◆ Set exercise ◆
Can you write out all of the material below, word for word?

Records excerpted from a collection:
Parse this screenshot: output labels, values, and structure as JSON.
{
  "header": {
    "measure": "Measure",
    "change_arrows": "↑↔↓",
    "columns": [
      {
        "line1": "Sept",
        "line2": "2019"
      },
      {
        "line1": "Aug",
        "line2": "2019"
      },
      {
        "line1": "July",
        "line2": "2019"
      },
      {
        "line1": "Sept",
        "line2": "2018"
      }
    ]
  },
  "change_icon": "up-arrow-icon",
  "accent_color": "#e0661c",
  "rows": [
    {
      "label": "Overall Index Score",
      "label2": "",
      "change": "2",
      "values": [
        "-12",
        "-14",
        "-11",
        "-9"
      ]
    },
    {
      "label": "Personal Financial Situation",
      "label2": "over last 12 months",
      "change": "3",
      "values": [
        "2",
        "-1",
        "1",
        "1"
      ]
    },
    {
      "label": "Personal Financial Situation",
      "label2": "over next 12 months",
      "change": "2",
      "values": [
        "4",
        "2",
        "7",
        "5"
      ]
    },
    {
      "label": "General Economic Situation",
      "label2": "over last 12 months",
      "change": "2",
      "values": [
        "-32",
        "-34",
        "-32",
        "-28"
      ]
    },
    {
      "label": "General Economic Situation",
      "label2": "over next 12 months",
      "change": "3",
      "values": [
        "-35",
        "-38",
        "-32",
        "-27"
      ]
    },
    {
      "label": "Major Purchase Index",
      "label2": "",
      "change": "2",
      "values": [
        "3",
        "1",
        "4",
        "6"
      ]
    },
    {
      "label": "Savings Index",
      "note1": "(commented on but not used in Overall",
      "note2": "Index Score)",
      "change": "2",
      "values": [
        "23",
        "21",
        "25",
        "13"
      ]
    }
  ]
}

◆ Complete answer ◆
Parse this screenshot: output labels, values, and structure as JSON.
{
  "header": {
    "measure": "Measure",
    "change_arrows": "↑↔↓",
    "columns": [
      {
        "line1": "Sept",
        "line2": "2019"
      },
      {
        "line1": "Aug",
        "line2": "2019"
      },
      {
        "line1": "July",
        "line2": "2019"
      },
      {
        "line1": "Sept",
        "line2": "2018"
      }
    ]
  },
  "change_icon": "up-arrow-icon",
  "accent_color": "#e0661c",
  "rows": [
    {
      "label": "Overall Index Score",
      "label2": "",
      "change": "2",
      "values": [
        "-12",
        "-14",
        "-11",
        "-9"
      ]
    },
    {
      "label": "Personal Financial Situation",
      "label2": "over last 12 months",
      "change": "3",
      "values": [
        "2",
        "-1",
        "1",
        "1"
      ]
    },
    {
      "label": "Personal Financial Situation",
      "label2": "over next 12 months",
      "change": "2",
      "values": [
        "4",
        "2",
        "7",
        "5"
      ]
    },
    {
      "label": "General Economic Situation",
      "label2": "over last 12 months",
      "change": "2",
      "values": [
        "-32",
        "-34",
        "-32",
        "-28"
      ]
    },
    {
      "label": "General Economic Situation",
      "label2": "over next 12 months",
      "change": "3",
      "values": [
        "-35",
        "-38",
        "-32",
        "-27"
      ]
    },
    {
      "label": "Major Purchase Index",
      "label2": "",
      "change": "2",
      "values": [
        "3",
        "1",
        "4",
        "6"
      ]
    },
    {
      "label": "Savings Index",
      "note1": "(commented on but not used in Overall",
      "note2": "Index Score)",
      "change": "2",
      "values": [
        "23",
        "21",
        "25",
        "13"
      ]
    }
  ]
}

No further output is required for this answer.